-- BEGIN DOCUMENT SECTION --
Skip to content

Web application to create domain and subdomain accessibility audits, with violation statistics.

License

Notifications You must be signed in to change notification settings

MSU-NatSci/DomainAccessibilityAudit

Repository files navigation

Domain Accessibility Audit

This web application automatically crawls websites and checks for accessibility violations. It can crawl within subdomains of the initial domain it starts with. It reports statistics of violations for the whole audit, domains and pages.

To start it

  • Install Docker and docker-compose if needed.
  • Edit a .env file at the root of this folder (next to the README), with the following parameters:
    ADMIN_USERNAME='username'
    ADMIN_PASSWORD='password'
    
    (this password is needed to create and remove audits)
  • docker-compose up -d
  • Direct a browser to http://localhost/.
  • Use the username and the password you entered to create audits.

To stop it

  • A running audit can be stopped with the Stop button in the form to start a new audit.
  • docker-compose stop will stop the containers.
  • docker-compose down will stop and remove the containers. They are recreated automatically with docker-compose up -d.

To check the server logs

  • Get a list of container ids: docker ps.
  • Look at the logs for a container: docker logs <container_id>.
  • Keep looking in real time: docker logs -f <container_id>.
    (another way to do that is to use docker-compose up without the -d option)

To uninstall

Warning: this will remove all the data !!!

  • docker-compose down -v --rmi all --remove-orphans
  • Remove the files.

Features

  • Accessibility testing based on axe, which does not return false positives.
  • Choice of accessibility standard to use: WCAG 2.0 Level A or AA, WCAG 2.1 Level AA or Section 508.
  • Choice of web browser for testing: Firefox or Chromium.
  • Option to check subdomains automatically.
  • Options to use site maps and/or crawling to discover pages to test.
  • Option to limit the number of pages checked per domain.
  • Option to include only pages matching a regular expression.
  • Results can be browsed on a dynamic website. Access to create new audits or remove them is protected by password.
  • Results include violation statistics with links to Deque documentation given for the whole audit (including subdomains), for each domain and for each page.
  • Easy way to see which domains or pages are most affected by specific violations.
  • User and group management, with authorizations based on domains.
  • 2 methods of authentication: local and SAML.

Other environment variables

Besides the required ADMIN_PASSWORD variable, other variables can be used in .env:

  • MODE: running environment, development or production (production by default)
  • RESTRICTED_IP: an IP address which will be the only one able to access the app (127.0.0.1 by default for development, 0.0.0.0 by default for production, set to 0.0.0.0 to allow connections from everywhere even in development)
  • DEVELOPMENT_PORT: the port used for development (3142 by default)
  • DEVELOPMENT_API_PORT: the port used for API calls in development (3143 by default)
  • PRODUCTION_PORT: the port used for production, except with SSL (80 by default)
  • SAML_ENTRYPOINT: SAML authentication: identity provider entrypoint
  • SAML_ISSUER: SAML authentication: issuer string to supply to identity provider
  • SAML_CERT_FILENAME: SAML authentication: name of the IdP's public signing certificate used to validate the signatures of the incoming SAML Responses (should be placed in /certs)
-- END DOCUMENT SECTION --
-- BEGIN DATA --
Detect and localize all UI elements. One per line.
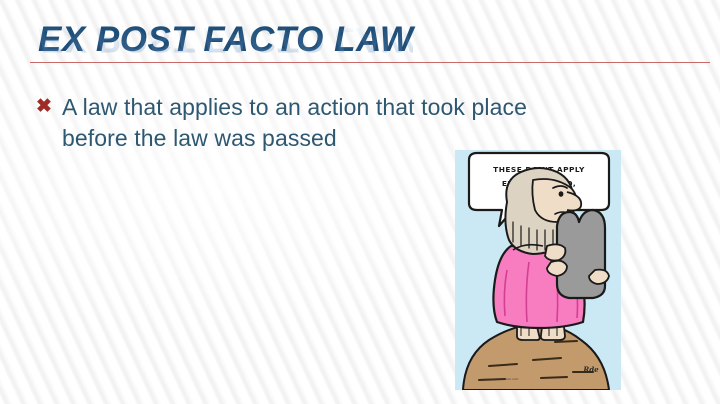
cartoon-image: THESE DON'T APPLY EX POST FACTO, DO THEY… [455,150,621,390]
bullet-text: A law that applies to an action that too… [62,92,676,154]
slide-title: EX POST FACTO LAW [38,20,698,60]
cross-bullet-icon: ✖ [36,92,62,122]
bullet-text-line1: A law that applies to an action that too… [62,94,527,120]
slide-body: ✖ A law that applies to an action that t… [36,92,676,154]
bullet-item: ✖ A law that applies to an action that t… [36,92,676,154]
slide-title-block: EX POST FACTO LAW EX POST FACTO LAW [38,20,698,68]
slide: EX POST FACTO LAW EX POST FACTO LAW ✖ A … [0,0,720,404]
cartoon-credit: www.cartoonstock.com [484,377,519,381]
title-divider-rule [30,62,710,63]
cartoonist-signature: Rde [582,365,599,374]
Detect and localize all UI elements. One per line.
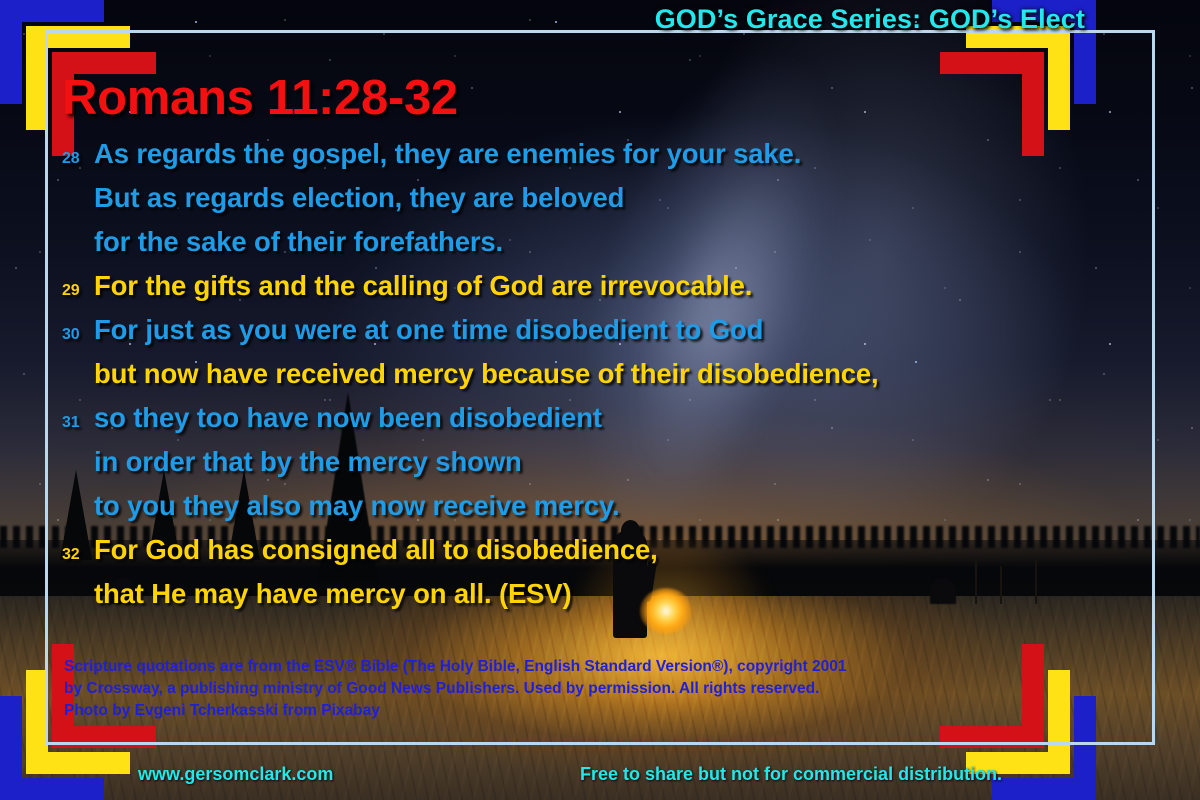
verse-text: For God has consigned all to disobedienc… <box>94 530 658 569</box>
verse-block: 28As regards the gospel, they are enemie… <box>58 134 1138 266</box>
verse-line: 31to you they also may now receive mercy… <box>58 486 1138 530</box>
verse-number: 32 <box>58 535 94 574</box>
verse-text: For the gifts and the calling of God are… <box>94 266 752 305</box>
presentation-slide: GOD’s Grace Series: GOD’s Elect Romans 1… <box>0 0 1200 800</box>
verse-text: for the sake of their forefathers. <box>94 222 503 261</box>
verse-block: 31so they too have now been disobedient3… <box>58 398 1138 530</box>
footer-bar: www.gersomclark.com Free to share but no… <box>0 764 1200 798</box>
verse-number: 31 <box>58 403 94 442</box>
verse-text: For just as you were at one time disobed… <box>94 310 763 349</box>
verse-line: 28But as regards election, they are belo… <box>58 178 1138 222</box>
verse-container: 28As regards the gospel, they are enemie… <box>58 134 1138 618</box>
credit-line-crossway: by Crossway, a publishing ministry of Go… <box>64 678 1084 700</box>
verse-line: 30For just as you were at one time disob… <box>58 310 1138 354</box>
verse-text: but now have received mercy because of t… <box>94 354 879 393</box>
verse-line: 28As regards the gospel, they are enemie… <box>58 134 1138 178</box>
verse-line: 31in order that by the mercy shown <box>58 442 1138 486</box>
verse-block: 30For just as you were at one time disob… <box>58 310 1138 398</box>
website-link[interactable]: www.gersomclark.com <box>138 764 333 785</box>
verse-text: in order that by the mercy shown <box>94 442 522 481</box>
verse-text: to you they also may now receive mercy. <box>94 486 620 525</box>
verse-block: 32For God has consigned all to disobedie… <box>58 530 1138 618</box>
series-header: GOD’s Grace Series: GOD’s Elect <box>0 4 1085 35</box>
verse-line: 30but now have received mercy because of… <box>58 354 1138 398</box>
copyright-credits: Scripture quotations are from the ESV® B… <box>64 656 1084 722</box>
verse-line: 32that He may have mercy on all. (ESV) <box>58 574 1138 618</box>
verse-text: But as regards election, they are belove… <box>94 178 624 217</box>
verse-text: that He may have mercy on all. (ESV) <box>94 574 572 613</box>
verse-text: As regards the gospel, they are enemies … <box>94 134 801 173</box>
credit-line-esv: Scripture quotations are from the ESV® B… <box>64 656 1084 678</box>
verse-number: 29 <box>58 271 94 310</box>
-- END DATA --
### TASK INSTRUCTIONS
(a) Rewrite the Domain Accessibility Audit page between "Warning: this will" and "return false positives.", inclusive, replacing "axe" with "axe-core".
(b) Translate this sentence from the Domain Accessibility Audit page into Spanish: "It can crawl within subdomains of the initial domain it starts with."
(c) Answer these questions from the Domain Accessibility Audit page:
(i) What is the default port used for development?
(ii) Which web browsers can be chosen for testing?
(iii) Which command stops and removes the containers?

### EXERCISE RESPONSES
(a)
Warning: this will remove all the data !!!

  • docker-compose down -v --rmi all --remove-orphans
  • Remove the files.

Features

  • Accessibility testing based on axe-core, which does not return false positives.

(b) Puede rastrear dentro de los subdominios del dominio inicial con el que comienza.

(c)
(i) 3142
(ii) Firefox or Chromium
(iii) docker-compose down